TASK REQUIREMENTS:
Reproduce the records from their first line through the line containing "- signal-icon-2: [536, 25, 570, 52]", swapping "radio-label" for "option-label" and leaving everything else unchanged.

— BEGIN —

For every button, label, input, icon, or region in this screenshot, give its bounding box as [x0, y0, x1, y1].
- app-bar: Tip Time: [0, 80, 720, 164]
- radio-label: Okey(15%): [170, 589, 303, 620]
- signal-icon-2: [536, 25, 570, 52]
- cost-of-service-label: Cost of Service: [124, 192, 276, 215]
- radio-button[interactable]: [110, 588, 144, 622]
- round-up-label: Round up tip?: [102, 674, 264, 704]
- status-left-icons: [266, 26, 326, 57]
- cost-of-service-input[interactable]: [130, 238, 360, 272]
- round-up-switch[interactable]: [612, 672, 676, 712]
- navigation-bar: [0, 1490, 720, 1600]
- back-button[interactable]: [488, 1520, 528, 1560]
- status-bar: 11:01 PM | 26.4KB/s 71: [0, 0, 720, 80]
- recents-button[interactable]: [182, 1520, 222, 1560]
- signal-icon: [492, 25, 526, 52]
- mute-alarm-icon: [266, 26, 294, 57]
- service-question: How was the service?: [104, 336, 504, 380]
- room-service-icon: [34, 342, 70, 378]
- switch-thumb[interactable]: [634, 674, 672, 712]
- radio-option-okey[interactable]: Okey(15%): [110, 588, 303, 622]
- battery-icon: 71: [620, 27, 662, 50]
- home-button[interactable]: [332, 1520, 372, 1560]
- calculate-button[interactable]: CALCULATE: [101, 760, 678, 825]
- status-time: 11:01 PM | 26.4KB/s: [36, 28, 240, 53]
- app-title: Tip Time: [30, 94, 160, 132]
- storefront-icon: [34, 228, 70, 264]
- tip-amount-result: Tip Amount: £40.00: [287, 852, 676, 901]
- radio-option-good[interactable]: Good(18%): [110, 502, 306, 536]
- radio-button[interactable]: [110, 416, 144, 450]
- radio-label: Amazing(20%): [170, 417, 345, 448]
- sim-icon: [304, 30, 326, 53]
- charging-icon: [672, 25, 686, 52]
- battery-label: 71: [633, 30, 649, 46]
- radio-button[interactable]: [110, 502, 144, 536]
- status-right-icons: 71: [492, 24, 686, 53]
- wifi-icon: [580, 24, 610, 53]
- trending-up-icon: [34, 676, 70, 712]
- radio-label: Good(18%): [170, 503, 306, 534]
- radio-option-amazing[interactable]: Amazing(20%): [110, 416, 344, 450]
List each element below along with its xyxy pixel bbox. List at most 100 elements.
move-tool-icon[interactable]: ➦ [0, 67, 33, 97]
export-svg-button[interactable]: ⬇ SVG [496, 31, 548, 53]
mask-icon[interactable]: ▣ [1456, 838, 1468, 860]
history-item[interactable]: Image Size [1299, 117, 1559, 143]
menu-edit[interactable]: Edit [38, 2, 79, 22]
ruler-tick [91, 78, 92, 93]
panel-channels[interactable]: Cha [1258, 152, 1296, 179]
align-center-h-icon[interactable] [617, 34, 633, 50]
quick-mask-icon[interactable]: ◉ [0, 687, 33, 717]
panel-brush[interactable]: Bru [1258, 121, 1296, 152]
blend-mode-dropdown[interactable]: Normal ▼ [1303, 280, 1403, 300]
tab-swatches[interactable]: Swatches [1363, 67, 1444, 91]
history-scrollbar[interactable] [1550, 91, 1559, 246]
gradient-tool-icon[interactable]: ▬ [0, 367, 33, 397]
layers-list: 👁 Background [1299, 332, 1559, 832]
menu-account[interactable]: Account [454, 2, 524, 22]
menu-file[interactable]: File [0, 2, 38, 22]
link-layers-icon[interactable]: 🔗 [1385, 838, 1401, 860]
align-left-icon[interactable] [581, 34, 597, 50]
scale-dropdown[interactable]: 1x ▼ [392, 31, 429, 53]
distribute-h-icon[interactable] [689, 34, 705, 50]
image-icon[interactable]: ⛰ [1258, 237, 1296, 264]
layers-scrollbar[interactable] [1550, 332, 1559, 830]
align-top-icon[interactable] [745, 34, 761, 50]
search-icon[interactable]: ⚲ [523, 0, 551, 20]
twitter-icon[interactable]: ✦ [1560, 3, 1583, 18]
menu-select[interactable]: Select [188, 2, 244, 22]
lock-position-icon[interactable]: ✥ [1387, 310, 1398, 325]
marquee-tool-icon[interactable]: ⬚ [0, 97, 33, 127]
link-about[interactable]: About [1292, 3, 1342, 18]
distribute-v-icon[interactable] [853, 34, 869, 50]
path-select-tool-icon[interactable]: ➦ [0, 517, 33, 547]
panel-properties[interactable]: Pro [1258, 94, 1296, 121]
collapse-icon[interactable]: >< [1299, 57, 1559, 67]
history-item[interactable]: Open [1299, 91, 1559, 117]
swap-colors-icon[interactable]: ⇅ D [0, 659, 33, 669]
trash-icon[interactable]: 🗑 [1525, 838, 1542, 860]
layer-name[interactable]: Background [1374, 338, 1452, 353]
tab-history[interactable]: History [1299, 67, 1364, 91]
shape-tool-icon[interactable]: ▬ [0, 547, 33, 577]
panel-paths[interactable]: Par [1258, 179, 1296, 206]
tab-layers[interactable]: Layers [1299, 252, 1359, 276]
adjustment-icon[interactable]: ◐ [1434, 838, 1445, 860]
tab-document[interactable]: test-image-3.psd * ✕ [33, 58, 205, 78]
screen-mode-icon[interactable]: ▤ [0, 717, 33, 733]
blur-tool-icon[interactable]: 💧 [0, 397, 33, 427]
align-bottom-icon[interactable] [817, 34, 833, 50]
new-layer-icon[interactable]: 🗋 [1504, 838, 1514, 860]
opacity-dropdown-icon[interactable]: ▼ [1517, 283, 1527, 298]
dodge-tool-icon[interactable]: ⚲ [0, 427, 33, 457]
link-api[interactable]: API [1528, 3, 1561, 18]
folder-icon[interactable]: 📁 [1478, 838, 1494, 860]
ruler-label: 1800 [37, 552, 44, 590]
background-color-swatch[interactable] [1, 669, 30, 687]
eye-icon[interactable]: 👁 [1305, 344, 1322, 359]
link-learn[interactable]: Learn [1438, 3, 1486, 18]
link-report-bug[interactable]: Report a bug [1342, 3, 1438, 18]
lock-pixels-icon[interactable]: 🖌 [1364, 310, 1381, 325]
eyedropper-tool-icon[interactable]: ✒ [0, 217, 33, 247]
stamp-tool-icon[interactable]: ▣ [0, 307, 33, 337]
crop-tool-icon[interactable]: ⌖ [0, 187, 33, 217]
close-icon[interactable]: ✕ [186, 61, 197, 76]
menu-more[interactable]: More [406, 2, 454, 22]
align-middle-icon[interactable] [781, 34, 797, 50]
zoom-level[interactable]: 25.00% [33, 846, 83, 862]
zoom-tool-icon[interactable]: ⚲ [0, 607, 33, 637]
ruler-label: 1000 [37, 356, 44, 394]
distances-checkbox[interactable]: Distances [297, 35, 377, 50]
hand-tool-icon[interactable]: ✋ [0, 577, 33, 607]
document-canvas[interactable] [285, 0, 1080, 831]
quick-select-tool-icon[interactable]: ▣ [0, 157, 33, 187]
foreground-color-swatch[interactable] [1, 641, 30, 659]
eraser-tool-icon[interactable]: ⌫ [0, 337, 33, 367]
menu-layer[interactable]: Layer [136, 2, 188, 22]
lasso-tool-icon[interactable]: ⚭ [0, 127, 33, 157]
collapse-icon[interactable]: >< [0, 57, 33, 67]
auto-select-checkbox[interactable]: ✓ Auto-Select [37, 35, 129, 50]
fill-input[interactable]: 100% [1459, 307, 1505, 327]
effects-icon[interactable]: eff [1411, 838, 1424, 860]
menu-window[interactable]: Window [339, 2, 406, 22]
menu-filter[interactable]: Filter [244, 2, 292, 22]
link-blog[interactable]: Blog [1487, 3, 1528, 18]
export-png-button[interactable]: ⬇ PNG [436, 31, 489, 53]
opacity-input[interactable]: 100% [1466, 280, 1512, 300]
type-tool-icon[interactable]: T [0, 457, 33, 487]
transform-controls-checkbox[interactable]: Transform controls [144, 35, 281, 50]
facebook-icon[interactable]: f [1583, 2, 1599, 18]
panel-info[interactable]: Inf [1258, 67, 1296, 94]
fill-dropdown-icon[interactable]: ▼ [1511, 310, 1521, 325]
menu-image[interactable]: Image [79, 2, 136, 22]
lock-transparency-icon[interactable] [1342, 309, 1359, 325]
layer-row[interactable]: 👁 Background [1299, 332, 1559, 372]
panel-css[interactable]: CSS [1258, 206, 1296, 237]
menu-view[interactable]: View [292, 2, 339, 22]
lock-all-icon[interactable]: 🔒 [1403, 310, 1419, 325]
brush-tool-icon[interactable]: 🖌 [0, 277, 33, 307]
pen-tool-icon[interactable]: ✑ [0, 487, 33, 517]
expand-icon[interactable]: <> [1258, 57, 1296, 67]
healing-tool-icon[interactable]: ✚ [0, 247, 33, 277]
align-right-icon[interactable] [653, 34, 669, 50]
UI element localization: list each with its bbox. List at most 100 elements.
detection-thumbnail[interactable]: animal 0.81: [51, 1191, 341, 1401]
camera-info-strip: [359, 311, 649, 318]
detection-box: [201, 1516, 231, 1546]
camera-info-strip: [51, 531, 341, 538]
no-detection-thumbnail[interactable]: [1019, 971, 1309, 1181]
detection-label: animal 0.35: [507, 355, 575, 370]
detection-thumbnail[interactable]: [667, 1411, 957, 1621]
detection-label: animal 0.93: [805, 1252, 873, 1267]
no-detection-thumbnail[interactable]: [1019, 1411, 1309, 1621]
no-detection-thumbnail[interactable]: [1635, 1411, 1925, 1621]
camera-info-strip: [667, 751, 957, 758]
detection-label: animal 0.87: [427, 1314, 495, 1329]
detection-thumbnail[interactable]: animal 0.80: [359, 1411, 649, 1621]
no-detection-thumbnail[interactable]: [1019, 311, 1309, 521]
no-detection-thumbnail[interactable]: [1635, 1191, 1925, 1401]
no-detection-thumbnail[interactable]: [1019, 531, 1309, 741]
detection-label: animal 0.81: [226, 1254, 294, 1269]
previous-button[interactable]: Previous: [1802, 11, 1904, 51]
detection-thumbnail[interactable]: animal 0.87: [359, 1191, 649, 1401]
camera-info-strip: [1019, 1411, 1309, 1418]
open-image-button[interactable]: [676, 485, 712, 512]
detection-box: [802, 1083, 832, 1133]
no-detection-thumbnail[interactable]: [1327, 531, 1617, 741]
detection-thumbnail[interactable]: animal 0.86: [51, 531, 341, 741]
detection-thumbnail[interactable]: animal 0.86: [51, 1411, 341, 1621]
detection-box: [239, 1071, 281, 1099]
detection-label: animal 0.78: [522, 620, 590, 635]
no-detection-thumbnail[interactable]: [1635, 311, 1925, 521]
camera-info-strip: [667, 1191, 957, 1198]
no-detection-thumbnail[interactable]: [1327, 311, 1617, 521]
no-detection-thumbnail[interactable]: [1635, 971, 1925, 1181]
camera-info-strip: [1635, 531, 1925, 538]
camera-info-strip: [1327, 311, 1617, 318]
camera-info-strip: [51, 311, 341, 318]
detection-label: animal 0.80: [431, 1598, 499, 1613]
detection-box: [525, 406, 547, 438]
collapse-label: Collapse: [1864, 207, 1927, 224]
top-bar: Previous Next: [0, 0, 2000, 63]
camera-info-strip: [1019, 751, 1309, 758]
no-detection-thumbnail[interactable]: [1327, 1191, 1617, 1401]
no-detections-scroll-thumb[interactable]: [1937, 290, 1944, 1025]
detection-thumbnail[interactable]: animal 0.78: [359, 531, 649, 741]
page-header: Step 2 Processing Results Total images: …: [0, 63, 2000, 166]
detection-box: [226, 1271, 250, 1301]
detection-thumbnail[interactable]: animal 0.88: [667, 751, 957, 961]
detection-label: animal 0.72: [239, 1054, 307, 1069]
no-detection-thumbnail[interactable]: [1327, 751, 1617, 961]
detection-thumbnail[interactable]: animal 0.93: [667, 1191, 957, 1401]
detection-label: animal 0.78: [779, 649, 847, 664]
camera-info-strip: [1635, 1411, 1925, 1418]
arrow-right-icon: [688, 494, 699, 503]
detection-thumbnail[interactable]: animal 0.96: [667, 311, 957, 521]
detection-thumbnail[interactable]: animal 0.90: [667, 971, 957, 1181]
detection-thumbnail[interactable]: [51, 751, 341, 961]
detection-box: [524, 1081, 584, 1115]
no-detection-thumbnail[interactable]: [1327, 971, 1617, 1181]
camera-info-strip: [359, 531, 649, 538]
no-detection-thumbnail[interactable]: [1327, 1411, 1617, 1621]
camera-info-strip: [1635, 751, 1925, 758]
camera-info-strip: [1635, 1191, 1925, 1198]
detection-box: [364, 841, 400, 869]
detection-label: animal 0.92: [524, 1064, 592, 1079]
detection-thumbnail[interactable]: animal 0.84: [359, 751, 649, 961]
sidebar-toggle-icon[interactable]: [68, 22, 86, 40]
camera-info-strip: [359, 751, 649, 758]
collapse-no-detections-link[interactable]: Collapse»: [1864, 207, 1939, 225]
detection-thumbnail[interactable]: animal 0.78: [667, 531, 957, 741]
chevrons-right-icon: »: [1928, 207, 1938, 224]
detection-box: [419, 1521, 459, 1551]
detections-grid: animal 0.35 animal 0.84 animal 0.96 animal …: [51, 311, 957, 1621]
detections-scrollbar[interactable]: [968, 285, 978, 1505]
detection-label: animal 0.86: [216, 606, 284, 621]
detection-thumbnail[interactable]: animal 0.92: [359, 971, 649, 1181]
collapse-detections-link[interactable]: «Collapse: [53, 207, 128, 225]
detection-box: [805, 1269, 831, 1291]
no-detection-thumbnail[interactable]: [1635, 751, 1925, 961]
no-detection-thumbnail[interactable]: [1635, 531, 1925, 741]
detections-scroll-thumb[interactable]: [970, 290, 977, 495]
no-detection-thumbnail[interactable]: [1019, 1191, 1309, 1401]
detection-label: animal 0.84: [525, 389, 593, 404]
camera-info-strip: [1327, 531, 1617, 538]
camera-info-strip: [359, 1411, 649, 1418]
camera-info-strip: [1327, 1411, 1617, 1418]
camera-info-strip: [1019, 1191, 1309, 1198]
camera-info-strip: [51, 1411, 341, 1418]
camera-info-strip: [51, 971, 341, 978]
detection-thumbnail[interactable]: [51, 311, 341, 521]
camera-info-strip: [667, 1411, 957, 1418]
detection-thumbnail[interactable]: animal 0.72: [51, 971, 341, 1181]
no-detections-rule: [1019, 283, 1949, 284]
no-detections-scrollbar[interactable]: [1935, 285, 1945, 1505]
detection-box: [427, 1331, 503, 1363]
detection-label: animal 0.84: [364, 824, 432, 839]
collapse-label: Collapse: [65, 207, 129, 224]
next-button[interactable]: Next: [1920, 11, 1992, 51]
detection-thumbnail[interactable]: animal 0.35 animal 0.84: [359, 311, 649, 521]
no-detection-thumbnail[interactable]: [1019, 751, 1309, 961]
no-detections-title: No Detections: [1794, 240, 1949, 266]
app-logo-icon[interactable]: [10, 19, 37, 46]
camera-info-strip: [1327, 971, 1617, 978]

— END —

CORRECT RESULT:
For every button, label, input, icon, or region in this screenshot, give its bounding box as [x0, y0, x1, y1].
- app-bar: Tip Time: [0, 80, 720, 164]
- option-label: Okey(15%): [170, 589, 303, 620]
- signal-icon-2: [536, 25, 570, 52]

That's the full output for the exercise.